- WHAT TO DO
Reproduce every line in the listing that contains the word "Mendelian".

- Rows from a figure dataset
##########

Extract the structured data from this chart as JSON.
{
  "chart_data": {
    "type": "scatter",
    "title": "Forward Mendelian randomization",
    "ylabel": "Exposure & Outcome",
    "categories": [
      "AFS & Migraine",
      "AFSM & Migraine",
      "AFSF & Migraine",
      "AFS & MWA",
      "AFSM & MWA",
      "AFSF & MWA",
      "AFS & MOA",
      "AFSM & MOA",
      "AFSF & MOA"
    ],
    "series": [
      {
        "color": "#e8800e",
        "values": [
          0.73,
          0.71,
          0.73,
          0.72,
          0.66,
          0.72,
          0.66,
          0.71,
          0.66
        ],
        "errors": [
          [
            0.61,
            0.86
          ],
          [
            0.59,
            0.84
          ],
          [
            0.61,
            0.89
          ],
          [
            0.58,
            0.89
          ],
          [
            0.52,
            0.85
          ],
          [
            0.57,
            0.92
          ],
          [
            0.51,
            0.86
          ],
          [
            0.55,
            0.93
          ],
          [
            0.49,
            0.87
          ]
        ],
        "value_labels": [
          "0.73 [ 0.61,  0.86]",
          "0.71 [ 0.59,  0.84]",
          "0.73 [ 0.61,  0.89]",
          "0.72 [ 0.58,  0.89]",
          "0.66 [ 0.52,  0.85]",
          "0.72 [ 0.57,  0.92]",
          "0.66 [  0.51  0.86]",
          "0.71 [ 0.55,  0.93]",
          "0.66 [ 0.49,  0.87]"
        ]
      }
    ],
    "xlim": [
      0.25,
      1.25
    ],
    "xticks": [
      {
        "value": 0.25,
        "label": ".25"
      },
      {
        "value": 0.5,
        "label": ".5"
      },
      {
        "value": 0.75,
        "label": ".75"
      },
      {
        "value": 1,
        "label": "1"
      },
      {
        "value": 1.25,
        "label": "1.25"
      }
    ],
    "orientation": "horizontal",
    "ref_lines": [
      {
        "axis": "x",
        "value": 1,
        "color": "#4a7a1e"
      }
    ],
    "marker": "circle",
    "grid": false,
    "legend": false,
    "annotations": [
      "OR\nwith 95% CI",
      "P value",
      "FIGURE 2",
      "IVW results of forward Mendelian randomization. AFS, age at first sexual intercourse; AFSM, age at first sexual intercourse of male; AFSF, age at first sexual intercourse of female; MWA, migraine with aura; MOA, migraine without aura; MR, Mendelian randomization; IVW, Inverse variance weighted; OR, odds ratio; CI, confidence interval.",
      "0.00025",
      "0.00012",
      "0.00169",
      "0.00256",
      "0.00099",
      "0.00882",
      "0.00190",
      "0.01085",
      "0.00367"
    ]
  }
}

##########

- WRITTEN REPLY
    "title": "Forward Mendelian randomization",
      "IVW results of forward Mendelian randomization. AFS, age at first sexual intercourse; AFSM, age at first sexual intercourse of male; AFSF, age at first sexual intercourse of female; MWA, migraine with aura; MOA, migraine without aura; MR, Mendelian randomization; IVW, Inverse variance weighted; OR, odds ratio; CI, confidence interval.",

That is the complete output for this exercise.